• **Dataset**:
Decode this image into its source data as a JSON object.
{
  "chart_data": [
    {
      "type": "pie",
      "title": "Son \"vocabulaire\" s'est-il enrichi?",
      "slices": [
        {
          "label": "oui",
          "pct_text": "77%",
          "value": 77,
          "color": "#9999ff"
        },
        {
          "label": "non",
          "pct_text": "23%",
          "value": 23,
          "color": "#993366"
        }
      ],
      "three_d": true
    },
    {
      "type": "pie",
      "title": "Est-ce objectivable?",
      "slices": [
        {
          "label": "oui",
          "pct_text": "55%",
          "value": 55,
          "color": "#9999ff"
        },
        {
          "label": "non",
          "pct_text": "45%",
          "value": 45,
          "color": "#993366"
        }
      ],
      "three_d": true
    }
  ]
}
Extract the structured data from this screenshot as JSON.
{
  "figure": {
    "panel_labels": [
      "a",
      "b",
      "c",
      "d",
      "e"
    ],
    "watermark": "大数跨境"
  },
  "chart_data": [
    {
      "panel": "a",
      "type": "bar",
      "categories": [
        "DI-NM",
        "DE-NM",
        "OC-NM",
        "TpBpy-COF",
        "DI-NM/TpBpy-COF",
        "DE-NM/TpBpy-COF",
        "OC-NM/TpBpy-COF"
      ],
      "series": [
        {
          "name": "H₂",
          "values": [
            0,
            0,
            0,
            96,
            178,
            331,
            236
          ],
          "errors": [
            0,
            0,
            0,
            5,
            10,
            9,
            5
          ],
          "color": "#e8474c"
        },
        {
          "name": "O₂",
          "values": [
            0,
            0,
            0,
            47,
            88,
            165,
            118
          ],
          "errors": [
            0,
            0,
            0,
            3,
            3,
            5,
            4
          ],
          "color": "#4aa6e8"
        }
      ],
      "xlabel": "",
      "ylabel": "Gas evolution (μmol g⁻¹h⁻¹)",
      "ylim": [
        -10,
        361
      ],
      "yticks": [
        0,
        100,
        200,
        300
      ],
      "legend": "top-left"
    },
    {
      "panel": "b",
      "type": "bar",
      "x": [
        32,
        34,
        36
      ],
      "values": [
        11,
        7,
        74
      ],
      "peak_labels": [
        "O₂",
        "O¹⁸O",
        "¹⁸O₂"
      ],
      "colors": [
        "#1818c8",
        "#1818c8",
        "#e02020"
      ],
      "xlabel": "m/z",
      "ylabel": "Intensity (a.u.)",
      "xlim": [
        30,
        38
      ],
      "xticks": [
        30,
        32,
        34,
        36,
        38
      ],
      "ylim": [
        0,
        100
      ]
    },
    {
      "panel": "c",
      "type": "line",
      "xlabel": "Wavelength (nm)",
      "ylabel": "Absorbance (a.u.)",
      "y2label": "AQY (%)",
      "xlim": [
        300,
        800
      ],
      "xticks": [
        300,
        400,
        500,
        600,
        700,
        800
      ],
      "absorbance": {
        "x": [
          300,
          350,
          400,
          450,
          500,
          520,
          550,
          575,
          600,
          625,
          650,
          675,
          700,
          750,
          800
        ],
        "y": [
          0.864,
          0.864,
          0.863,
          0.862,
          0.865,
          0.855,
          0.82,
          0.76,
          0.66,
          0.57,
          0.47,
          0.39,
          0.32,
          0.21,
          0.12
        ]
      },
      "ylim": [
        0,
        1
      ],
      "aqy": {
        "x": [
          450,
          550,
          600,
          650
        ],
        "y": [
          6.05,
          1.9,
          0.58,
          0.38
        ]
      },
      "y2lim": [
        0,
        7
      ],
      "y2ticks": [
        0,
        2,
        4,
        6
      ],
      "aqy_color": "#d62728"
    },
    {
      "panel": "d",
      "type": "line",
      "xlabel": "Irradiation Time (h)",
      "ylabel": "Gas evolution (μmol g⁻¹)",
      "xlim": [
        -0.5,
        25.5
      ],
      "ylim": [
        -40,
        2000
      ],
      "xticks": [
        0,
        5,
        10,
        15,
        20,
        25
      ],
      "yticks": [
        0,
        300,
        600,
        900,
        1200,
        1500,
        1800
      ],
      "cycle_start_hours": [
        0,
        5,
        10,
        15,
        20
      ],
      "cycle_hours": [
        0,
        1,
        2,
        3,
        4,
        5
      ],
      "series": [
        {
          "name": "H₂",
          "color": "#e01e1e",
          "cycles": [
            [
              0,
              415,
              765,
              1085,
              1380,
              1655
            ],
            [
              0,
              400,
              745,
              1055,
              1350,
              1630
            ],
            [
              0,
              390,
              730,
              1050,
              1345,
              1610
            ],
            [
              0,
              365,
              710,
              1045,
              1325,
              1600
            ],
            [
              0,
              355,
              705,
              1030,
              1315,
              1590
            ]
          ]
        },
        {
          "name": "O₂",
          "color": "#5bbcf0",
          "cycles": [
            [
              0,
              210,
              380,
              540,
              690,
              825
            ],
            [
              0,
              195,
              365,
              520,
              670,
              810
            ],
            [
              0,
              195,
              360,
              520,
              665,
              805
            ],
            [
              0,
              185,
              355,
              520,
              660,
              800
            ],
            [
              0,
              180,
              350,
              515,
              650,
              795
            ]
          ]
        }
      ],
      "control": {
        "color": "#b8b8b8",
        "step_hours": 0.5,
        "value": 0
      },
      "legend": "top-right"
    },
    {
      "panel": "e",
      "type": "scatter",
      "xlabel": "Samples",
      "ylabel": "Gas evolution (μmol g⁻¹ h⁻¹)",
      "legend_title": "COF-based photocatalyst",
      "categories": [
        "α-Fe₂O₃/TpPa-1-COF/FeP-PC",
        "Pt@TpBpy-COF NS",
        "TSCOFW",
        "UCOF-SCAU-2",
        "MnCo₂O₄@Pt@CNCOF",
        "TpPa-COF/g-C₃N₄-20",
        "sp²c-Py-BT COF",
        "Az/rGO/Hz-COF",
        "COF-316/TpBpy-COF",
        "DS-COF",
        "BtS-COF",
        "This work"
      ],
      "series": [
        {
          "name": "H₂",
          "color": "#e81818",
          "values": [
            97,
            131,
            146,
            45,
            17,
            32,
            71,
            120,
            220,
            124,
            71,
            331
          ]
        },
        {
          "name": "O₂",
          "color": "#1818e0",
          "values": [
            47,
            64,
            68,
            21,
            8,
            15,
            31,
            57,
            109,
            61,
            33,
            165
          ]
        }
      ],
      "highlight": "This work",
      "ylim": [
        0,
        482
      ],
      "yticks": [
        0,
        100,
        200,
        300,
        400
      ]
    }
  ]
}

• **Goal of the exercise**: Recopy the entries above exactly, with every line included.

• **Solution**:
Decode this image into its source data as a JSON object.
{
  "chart_data": [
    {
      "type": "pie",
      "title": "Son \"vocabulaire\" s'est-il enrichi?",
      "slices": [
        {
          "label": "oui",
          "pct_text": "77%",
          "value": 77,
          "color": "#9999ff"
        },
        {
          "label": "non",
          "pct_text": "23%",
          "value": 23,
          "color": "#993366"
        }
      ],
      "three_d": true
    },
    {
      "type": "pie",
      "title": "Est-ce objectivable?",
      "slices": [
        {
          "label": "oui",
          "pct_text": "55%",
          "value": 55,
          "color": "#9999ff"
        },
        {
          "label": "non",
          "pct_text": "45%",
          "value": 45,
          "color": "#993366"
        }
      ],
      "three_d": true
    }
  ]
}
Extract the structured data from this screenshot as JSON.
{
  "figure": {
    "panel_labels": [
      "a",
      "b",
      "c",
      "d",
      "e"
    ],
    "watermark": "大数跨境"
  },
  "chart_data": [
    {
      "panel": "a",
      "type": "bar",
      "categories": [
        "DI-NM",
        "DE-NM",
        "OC-NM",
        "TpBpy-COF",
        "DI-NM/TpBpy-COF",
        "DE-NM/TpBpy-COF",
        "OC-NM/TpBpy-COF"
      ],
      "series": [
        {
          "name": "H₂",
          "values": [
            0,
            0,
            0,
            96,
            178,
            331,
            236
          ],
          "errors": [
            0,
            0,
            0,
            5,
            10,
            9,
            5
          ],
          "color": "#e8474c"
        },
        {
          "name": "O₂",
          "values": [
            0,
            0,
            0,
            47,
            88,
            165,
            118
          ],
          "errors": [
            0,
            0,
            0,
            3,
            3,
            5,
            4
          ],
          "color": "#4aa6e8"
        }
      ],
      "xlabel": "",
      "ylabel": "Gas evolution (μmol g⁻¹h⁻¹)",
      "ylim": [
        -10,
        361
      ],
      "yticks": [
        0,
        100,
        200,
        300
      ],
      "legend": "top-left"
    },
    {
      "panel": "b",
      "type": "bar",
      "x": [
        32,
        34,
        36
      ],
      "values": [
        11,
        7,
        74
      ],
      "peak_labels": [
        "O₂",
        "O¹⁸O",
        "¹⁸O₂"
      ],
      "colors": [
        "#1818c8",
        "#1818c8",
        "#e02020"
      ],
      "xlabel": "m/z",
      "ylabel": "Intensity (a.u.)",
      "xlim": [
        30,
        38
      ],
      "xticks": [
        30,
        32,
        34,
        36,
        38
      ],
      "ylim": [
        0,
        100
      ]
    },
    {
      "panel": "c",
      "type": "line",
      "xlabel": "Wavelength (nm)",
      "ylabel": "Absorbance (a.u.)",
      "y2label": "AQY (%)",
      "xlim": [
        300,
        800
      ],
      "xticks": [
        300,
        400,
        500,
        600,
        700,
        800
      ],
      "absorbance": {
        "x": [
          300,
          350,
          400,
          450,
          500,
          520,
          550,
          575,
          600,
          625,
          650,
          675,
          700,
          750,
          800
        ],
        "y": [
          0.864,
          0.864,
          0.863,
          0.862,
          0.865,
          0.855,
          0.82,
          0.76,
          0.66,
          0.57,
          0.47,
          0.39,
          0.32,
          0.21,
          0.12
        ]
      },
      "ylim": [
        0,
        1
      ],
      "aqy": {
        "x": [
          450,
          550,
          600,
          650
        ],
        "y": [
          6.05,
          1.9,
          0.58,
          0.38
        ]
      },
      "y2lim": [
        0,
        7
      ],
      "y2ticks": [
        0,
        2,
        4,
        6
      ],
      "aqy_color": "#d62728"
    },
    {
      "panel": "d",
      "type": "line",
      "xlabel": "Irradiation Time (h)",
      "ylabel": "Gas evolution (μmol g⁻¹)",
      "xlim": [
        -0.5,
        25.5
      ],
      "ylim": [
        -40,
        2000
      ],
      "xticks": [
        0,
        5,
        10,
        15,
        20,
        25
      ],
      "yticks": [
        0,
        300,
        600,
        900,
        1200,
        1500,
        1800
      ],
      "cycle_start_hours": [
        0,
        5,
        10,
        15,
        20
      ],
      "cycle_hours": [
        0,
        1,
        2,
        3,
        4,
        5
      ],
      "series": [
        {
          "name": "H₂",
          "color": "#e01e1e",
          "cycles": [
            [
              0,
              415,
              765,
              1085,
              1380,
              1655
            ],
            [
              0,
              400,
              745,
              1055,
              1350,
              1630
            ],
            [
              0,
              390,
              730,
              1050,
              1345,
              1610
            ],
            [
              0,
              365,
              710,
              1045,
              1325,
              1600
            ],
            [
              0,
              355,
              705,
              1030,
              1315,
              1590
            ]
          ]
        },
        {
          "name": "O₂",
          "color": "#5bbcf0",
          "cycles": [
            [
              0,
              210,
              380,
              540,
              690,
              825
            ],
            [
              0,
              195,
              365,
              520,
              670,
              810
            ],
            [
              0,
              195,
              360,
              520,
              665,
              805
            ],
            [
              0,
              185,
              355,
              520,
              660,
              800
            ],
            [
              0,
              180,
              350,
              515,
              650,
              795
            ]
          ]
        }
      ],
      "control": {
        "color": "#b8b8b8",
        "step_hours": 0.5,
        "value": 0
      },
      "legend": "top-right"
    },
    {
      "panel": "e",
      "type": "scatter",
      "xlabel": "Samples",
      "ylabel": "Gas evolution (μmol g⁻¹ h⁻¹)",
      "legend_title": "COF-based photocatalyst",
      "categories": [
        "α-Fe₂O₃/TpPa-1-COF/FeP-PC",
        "Pt@TpBpy-COF NS",
        "TSCOFW",
        "UCOF-SCAU-2",
        "MnCo₂O₄@Pt@CNCOF",
        "TpPa-COF/g-C₃N₄-20",
        "sp²c-Py-BT COF",
        "Az/rGO/Hz-COF",
        "COF-316/TpBpy-COF",
        "DS-COF",
        "BtS-COF",
        "This work"
      ],
      "series": [
        {
          "name": "H₂",
          "color": "#e81818",
          "values": [
            97,
            131,
            146,
            45,
            17,
            32,
            71,
            120,
            220,
            124,
            71,
            331
          ]
        },
        {
          "name": "O₂",
          "color": "#1818e0",
          "values": [
            47,
            64,
            68,
            21,
            8,
            15,
            31,
            57,
            109,
            61,
            33,
            165
          ]
        }
      ],
      "highlight": "This work",
      "ylim": [
        0,
        482
      ],
      "yticks": [
        0,
        100,
        200,
        300,
        400
      ]
    }
  ]
}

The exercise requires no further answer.